• Goal:
Copy out each line below that has the word "will" in it.

• Task data:
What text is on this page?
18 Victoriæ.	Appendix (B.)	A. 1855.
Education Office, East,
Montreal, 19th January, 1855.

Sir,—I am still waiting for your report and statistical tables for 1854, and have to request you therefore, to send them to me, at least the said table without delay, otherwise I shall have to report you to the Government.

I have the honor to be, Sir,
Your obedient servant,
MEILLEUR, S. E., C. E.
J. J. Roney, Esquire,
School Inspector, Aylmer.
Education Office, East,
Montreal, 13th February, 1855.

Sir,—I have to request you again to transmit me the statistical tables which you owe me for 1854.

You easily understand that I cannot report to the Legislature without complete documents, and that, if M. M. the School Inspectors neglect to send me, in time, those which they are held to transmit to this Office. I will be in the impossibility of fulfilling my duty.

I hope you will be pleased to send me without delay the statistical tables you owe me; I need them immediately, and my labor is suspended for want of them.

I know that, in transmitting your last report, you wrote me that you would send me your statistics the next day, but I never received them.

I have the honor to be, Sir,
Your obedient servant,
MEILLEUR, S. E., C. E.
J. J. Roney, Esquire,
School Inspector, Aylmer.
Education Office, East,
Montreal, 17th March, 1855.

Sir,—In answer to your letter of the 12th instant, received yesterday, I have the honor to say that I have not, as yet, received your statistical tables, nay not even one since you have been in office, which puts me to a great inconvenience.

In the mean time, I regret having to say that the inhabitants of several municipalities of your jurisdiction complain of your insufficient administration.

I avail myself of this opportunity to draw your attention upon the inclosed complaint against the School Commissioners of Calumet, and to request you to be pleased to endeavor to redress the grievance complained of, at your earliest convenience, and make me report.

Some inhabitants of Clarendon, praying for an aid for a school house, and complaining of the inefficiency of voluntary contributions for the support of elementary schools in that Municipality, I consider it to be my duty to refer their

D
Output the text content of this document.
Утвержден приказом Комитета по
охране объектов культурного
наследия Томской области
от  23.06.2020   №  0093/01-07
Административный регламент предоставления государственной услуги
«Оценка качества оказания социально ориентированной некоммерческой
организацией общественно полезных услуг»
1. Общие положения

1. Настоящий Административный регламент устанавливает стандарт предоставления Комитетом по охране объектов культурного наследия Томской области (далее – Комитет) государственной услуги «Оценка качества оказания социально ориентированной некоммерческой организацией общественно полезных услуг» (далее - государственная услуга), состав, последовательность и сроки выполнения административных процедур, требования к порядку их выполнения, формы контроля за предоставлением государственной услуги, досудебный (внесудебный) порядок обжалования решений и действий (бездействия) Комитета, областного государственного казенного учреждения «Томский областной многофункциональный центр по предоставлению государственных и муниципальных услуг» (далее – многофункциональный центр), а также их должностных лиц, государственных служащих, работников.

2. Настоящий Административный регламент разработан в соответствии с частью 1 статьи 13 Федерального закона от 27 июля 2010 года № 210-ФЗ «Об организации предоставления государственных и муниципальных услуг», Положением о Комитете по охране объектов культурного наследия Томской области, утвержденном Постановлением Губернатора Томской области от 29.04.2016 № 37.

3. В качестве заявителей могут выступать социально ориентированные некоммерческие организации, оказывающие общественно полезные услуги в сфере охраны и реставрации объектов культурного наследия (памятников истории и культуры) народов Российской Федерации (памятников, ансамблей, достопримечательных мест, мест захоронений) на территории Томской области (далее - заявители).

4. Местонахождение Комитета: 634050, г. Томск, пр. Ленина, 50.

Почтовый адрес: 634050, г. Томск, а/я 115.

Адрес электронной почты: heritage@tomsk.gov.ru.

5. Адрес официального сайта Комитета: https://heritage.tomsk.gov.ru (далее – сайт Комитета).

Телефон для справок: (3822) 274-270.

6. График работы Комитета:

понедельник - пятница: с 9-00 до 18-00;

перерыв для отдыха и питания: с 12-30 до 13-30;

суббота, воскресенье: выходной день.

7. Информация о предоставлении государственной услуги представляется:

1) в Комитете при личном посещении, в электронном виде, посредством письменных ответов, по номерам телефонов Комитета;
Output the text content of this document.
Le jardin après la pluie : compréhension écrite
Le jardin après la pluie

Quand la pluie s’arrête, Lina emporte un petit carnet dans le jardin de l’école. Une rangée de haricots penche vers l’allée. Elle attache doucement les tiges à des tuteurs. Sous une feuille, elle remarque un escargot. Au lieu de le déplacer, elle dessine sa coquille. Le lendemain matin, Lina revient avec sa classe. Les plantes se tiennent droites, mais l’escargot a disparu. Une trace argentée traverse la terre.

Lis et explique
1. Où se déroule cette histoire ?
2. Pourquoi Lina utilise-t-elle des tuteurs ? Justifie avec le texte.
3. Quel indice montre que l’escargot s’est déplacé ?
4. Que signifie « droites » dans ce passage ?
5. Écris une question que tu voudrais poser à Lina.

• Completed exercise:
You easily understand that I cannot report to the Legislature without complete documents, and that, if M. M. the School Inspectors neglect to send me, in time, those which they are held to transmit to this Office. I will be in the impossibility of fulfilling my duty.
I hope you will be pleased to send me without delay the statistical tables you owe me; I need them immediately, and my labor is suspended for want of them.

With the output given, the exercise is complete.